## start
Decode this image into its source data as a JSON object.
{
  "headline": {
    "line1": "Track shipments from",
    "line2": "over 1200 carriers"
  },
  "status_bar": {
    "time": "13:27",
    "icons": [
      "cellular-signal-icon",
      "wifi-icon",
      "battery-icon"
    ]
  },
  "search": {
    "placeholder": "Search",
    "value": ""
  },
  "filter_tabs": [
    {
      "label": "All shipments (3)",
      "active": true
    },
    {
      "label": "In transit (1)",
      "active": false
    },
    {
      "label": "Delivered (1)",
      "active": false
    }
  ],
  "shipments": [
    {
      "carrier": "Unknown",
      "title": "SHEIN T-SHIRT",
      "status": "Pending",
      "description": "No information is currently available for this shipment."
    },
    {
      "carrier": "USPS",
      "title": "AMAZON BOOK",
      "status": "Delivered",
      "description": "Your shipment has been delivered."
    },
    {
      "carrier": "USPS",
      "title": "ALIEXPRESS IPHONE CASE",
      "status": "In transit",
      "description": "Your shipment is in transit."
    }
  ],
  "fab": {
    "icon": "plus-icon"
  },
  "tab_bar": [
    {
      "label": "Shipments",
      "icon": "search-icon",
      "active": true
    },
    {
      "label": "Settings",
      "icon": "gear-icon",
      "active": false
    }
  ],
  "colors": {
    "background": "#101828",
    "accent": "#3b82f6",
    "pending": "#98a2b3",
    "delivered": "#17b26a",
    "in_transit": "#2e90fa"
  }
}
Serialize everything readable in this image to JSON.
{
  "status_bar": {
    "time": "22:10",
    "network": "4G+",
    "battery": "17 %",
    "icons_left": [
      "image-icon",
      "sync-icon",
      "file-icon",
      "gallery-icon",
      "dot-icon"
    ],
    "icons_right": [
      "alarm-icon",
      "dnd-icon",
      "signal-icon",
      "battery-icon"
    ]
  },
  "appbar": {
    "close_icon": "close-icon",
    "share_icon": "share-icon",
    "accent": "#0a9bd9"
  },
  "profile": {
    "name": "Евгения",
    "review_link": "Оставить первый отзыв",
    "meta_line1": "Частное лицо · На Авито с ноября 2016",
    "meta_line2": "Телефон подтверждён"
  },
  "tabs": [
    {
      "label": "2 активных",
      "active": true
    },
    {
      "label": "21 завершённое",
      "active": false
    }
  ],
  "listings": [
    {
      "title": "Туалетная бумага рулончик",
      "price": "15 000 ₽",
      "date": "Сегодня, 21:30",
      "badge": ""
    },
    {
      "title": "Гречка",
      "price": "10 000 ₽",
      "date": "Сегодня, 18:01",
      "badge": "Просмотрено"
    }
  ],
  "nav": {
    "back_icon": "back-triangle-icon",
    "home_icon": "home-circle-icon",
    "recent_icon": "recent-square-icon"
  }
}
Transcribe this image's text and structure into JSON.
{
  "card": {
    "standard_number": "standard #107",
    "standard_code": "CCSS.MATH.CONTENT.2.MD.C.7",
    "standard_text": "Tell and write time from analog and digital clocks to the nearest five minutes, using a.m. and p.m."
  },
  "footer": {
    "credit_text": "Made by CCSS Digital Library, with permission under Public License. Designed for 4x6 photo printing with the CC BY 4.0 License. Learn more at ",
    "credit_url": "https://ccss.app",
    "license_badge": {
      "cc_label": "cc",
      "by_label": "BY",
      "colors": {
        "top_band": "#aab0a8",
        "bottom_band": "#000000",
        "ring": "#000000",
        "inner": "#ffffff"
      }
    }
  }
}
## end
#### [Stated problem]
Only lines with "time" are wanted here; list each of them.

#### [Result of the exercise]
    "time": "13:27",
    "time": "22:10",
    "standard_text": "Tell and write time from analog and digital clocks to the nearest five minutes, using a.m. and p.m."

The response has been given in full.